§ Written task
Extract every line where the string "勃列西领" appears.

++++++++++++++++++++

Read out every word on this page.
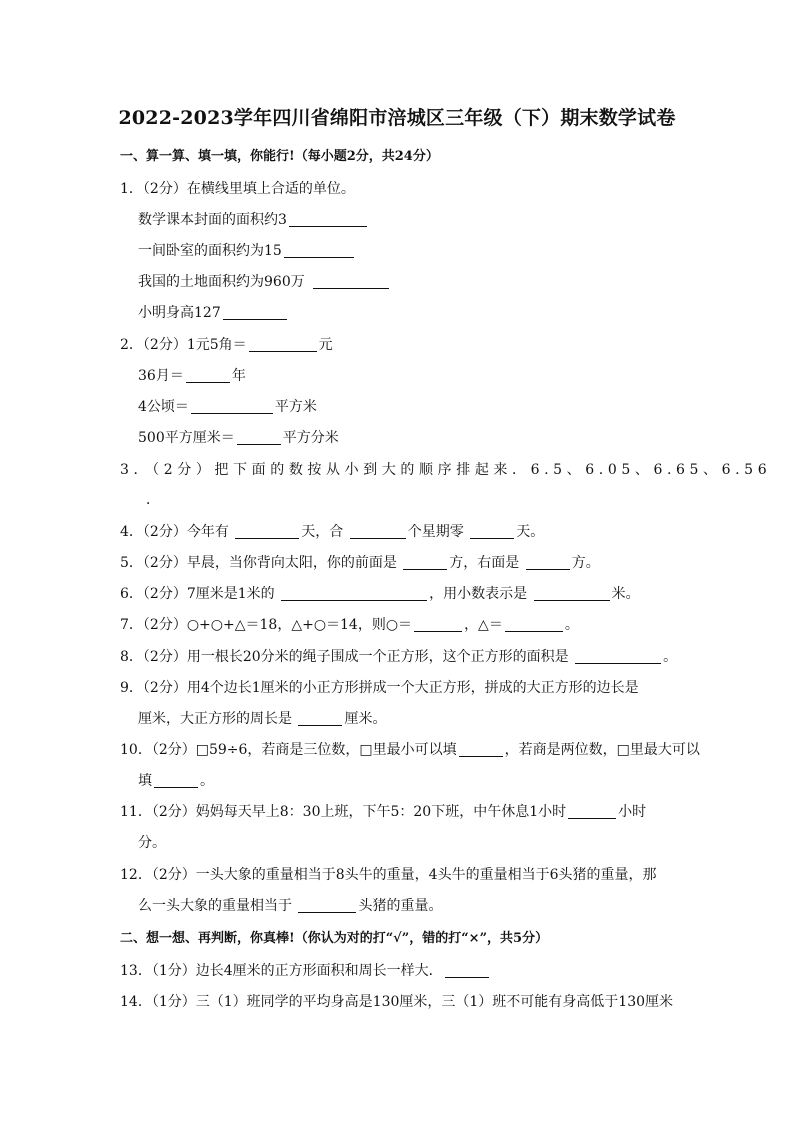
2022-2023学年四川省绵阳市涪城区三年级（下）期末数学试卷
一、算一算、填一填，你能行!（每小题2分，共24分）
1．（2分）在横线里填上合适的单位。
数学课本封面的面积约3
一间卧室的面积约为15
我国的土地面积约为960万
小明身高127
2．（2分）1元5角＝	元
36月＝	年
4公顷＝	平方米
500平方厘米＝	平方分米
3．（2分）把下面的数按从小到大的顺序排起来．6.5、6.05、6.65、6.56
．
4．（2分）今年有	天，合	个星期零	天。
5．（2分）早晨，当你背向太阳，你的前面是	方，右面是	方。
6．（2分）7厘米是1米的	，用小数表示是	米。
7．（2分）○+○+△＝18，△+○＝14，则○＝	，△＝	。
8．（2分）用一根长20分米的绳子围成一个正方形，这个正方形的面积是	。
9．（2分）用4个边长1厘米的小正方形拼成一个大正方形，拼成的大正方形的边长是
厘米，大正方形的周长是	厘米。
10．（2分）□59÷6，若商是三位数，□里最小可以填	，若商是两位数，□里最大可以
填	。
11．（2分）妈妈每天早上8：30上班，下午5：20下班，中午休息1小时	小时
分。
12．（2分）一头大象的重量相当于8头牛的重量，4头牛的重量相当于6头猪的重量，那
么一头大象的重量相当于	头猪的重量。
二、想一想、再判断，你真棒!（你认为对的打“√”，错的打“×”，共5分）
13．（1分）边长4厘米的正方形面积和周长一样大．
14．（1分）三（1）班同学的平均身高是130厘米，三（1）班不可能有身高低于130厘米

++++++++++++++++++++

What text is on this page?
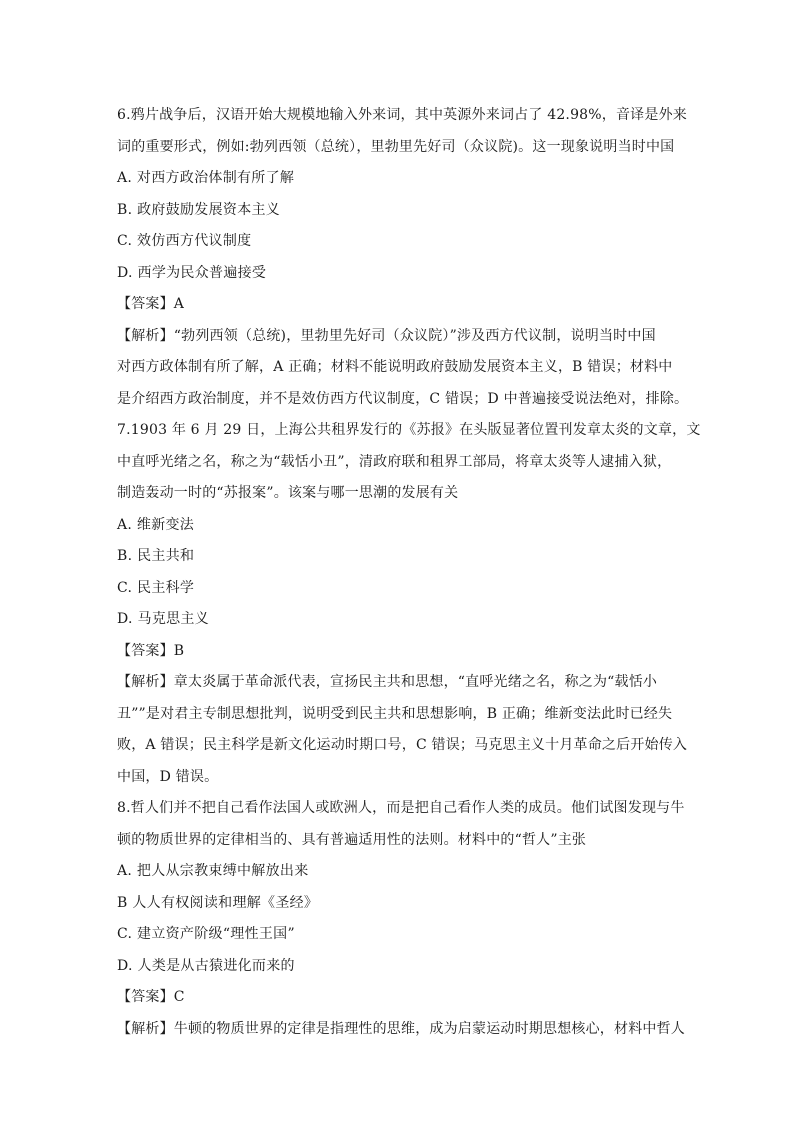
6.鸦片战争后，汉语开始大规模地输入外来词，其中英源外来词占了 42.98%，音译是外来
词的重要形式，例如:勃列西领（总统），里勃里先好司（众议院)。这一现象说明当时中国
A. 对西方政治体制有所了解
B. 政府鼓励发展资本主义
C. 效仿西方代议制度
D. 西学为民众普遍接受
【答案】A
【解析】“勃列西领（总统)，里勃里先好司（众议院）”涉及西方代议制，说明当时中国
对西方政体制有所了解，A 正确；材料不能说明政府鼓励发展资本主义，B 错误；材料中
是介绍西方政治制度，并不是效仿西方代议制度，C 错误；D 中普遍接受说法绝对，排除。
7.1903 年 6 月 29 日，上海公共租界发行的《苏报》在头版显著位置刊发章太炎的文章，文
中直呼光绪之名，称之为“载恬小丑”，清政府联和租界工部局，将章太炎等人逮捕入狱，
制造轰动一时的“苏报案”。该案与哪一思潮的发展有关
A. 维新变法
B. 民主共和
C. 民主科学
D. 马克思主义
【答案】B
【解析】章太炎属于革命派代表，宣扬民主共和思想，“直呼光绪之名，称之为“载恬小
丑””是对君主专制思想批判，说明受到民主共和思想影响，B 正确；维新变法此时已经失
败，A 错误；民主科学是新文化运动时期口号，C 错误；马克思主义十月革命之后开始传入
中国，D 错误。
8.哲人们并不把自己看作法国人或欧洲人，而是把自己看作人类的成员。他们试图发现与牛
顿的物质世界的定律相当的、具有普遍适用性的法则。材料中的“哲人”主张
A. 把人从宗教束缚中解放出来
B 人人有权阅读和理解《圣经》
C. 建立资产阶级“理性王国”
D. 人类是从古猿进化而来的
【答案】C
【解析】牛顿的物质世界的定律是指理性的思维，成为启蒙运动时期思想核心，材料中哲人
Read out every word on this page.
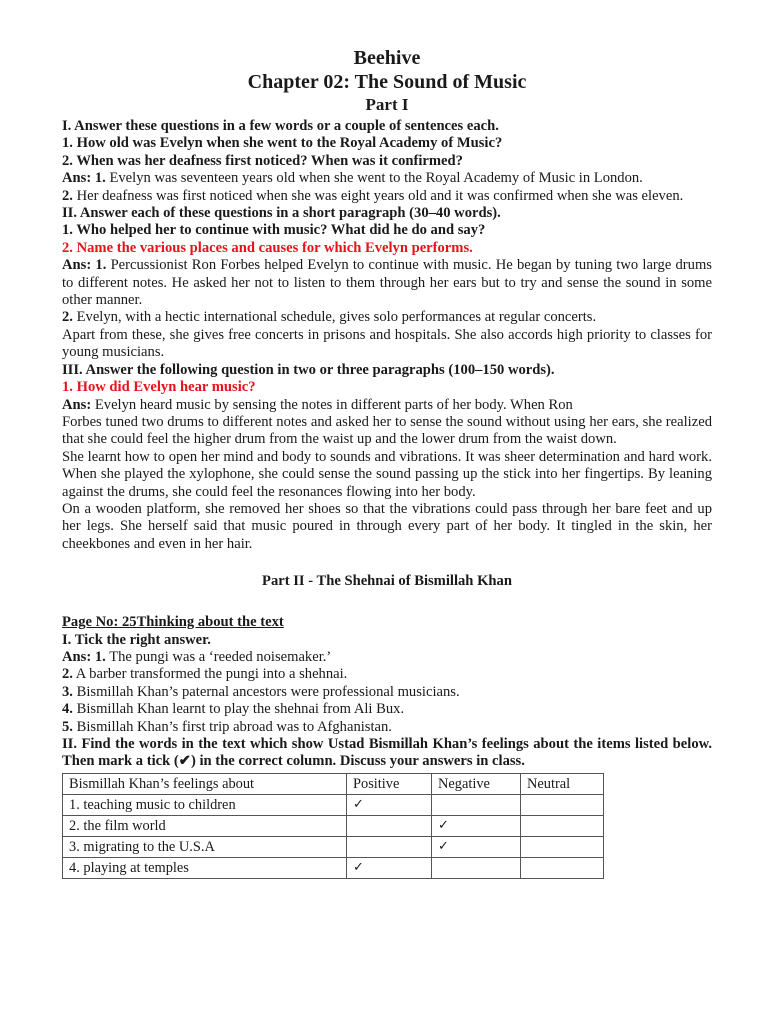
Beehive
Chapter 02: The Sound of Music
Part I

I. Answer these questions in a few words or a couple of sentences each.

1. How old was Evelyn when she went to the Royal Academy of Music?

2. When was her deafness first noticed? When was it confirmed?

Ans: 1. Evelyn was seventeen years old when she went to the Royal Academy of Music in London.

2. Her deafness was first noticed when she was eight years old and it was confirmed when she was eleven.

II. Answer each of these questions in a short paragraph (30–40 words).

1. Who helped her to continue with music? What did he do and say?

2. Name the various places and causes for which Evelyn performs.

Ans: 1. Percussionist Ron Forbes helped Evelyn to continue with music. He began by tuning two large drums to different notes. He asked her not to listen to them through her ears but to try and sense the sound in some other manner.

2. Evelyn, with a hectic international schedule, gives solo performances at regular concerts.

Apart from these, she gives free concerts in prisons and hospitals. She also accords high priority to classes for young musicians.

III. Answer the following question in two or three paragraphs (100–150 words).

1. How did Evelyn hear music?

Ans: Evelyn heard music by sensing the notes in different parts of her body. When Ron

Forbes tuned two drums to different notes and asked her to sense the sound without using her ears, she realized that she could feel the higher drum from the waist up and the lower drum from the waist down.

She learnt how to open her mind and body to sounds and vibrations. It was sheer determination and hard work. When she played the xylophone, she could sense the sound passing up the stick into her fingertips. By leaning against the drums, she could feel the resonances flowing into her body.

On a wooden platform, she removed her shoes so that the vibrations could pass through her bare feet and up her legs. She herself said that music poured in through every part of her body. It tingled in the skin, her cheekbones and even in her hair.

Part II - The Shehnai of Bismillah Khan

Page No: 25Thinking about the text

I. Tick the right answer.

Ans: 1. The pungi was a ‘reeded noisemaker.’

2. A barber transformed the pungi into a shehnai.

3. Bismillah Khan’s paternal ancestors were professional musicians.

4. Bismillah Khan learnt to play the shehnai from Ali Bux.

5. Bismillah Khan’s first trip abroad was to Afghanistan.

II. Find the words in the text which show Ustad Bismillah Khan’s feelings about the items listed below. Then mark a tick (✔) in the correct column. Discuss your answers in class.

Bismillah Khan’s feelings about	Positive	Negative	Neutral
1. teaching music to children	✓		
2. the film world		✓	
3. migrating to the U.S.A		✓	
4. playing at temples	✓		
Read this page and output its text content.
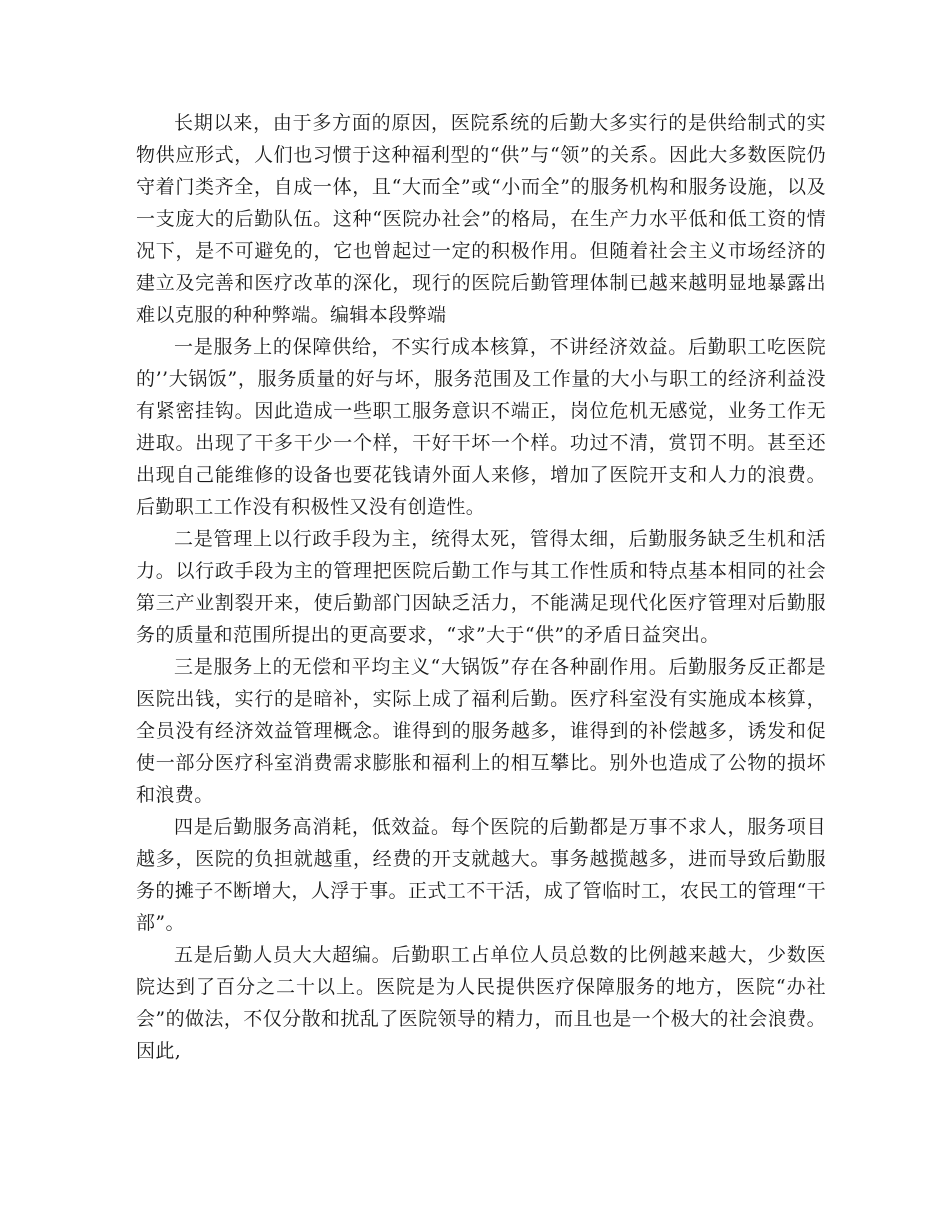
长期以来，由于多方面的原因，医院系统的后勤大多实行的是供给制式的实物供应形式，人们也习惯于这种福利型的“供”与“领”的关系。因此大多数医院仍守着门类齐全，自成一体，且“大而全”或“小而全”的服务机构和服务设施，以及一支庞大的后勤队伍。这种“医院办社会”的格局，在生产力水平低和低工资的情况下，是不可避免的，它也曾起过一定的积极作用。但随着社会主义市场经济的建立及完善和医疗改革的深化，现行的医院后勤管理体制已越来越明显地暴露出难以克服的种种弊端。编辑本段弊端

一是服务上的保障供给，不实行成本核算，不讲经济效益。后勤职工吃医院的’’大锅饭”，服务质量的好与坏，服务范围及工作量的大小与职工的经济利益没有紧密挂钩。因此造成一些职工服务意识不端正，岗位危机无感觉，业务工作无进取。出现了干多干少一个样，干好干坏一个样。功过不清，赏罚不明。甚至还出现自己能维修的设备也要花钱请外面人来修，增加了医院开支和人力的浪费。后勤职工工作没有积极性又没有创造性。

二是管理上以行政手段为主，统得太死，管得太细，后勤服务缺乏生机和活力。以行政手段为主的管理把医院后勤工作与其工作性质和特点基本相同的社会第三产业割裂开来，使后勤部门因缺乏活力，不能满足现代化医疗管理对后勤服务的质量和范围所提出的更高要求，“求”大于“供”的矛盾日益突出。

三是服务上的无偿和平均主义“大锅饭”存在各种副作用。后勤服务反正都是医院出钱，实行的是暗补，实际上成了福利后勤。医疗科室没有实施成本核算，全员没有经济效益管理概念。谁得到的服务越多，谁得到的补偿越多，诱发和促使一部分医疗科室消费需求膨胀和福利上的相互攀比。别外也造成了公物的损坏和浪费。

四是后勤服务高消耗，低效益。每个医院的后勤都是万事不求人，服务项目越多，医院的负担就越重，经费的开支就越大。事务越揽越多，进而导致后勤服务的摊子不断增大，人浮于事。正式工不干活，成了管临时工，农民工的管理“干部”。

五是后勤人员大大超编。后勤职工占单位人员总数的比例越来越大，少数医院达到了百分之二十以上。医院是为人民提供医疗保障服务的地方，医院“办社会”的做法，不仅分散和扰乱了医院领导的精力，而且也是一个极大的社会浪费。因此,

++++++++++++++++++++

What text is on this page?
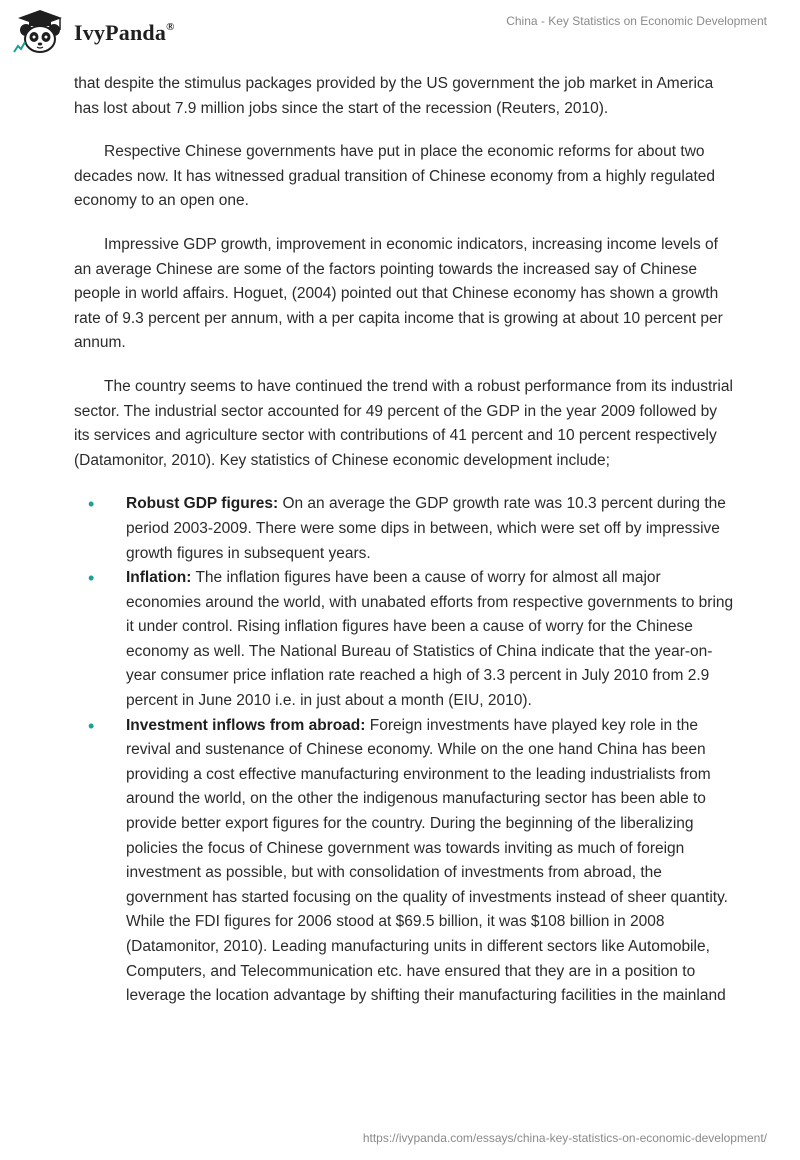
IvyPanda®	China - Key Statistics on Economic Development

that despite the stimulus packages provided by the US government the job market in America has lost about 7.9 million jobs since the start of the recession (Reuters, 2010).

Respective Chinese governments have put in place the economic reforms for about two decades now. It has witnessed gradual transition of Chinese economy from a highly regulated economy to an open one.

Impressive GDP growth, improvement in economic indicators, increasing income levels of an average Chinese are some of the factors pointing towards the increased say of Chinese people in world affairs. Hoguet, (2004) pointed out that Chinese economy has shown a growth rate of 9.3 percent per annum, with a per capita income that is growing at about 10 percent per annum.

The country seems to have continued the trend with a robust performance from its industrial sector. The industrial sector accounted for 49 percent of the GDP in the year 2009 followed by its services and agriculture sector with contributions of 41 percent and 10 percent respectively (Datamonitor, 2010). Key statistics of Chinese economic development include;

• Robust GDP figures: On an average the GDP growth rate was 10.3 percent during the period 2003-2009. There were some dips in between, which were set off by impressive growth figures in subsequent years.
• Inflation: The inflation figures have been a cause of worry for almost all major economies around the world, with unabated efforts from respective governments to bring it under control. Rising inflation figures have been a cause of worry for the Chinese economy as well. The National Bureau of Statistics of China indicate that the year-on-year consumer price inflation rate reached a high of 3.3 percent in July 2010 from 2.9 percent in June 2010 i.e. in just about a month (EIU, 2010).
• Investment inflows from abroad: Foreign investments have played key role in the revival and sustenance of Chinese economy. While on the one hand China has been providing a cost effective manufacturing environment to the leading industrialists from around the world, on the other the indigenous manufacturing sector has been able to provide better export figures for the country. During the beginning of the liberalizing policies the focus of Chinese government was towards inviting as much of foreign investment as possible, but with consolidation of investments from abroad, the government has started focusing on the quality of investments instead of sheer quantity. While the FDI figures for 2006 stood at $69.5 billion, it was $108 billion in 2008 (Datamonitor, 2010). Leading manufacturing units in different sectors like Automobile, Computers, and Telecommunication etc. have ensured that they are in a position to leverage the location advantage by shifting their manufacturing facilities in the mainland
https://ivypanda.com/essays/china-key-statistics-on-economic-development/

++++++++++++++++++++

§ Correct output
词的重要形式，例如:勃列西领（总统），里勃里先好司（众议院)。这一现象说明当时中国
【解析】“勃列西领（总统)，里勃里先好司（众议院）”涉及西方代议制，说明当时中国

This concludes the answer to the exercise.